Directions
Repeat the whole listing exactly.

Data for this exercise
= = = =

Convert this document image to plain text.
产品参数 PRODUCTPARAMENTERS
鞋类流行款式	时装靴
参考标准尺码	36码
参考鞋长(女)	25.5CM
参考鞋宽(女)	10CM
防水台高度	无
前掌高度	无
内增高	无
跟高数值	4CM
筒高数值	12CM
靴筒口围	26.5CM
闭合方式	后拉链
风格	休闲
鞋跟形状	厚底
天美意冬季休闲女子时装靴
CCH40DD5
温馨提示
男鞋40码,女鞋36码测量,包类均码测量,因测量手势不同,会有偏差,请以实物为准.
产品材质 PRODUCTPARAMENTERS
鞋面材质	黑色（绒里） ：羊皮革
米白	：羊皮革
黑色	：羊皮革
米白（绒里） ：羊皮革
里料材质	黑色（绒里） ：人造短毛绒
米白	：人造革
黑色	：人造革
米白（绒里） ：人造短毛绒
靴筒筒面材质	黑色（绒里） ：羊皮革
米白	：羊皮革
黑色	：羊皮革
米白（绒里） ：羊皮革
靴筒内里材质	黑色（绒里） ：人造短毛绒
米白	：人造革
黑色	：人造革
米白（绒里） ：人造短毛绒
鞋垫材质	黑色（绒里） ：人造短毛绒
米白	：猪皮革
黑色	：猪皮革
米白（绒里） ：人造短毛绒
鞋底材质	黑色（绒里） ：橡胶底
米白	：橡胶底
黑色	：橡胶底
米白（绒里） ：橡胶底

= = = =

Response
Convert this document image to plain text.
产品参数 PRODUCTPARAMENTERS
鞋类流行款式	时装靴
参考标准尺码	36码
参考鞋长(女)	25.5CM
参考鞋宽(女)	10CM
防水台高度	无
前掌高度	无
内增高	无
跟高数值	4CM
筒高数值	12CM
靴筒口围	26.5CM
闭合方式	后拉链
风格	休闲
鞋跟形状	厚底
天美意冬季休闲女子时装靴
CCH40DD5
温馨提示
男鞋40码,女鞋36码测量,包类均码测量,因测量手势不同,会有偏差,请以实物为准.
产品材质 PRODUCTPARAMENTERS
鞋面材质	黑色（绒里） ：羊皮革
米白	：羊皮革
黑色	：羊皮革
米白（绒里） ：羊皮革
里料材质	黑色（绒里） ：人造短毛绒
米白	：人造革
黑色	：人造革
米白（绒里） ：人造短毛绒
靴筒筒面材质	黑色（绒里） ：羊皮革
米白	：羊皮革
黑色	：羊皮革
米白（绒里） ：羊皮革
靴筒内里材质	黑色（绒里） ：人造短毛绒
米白	：人造革
黑色	：人造革
米白（绒里） ：人造短毛绒
鞋垫材质	黑色（绒里） ：人造短毛绒
米白	：猪皮革
黑色	：猪皮革
米白（绒里） ：人造短毛绒
鞋底材质	黑色（绒里） ：橡胶底
米白	：橡胶底
黑色	：橡胶底
米白（绒里） ：橡胶底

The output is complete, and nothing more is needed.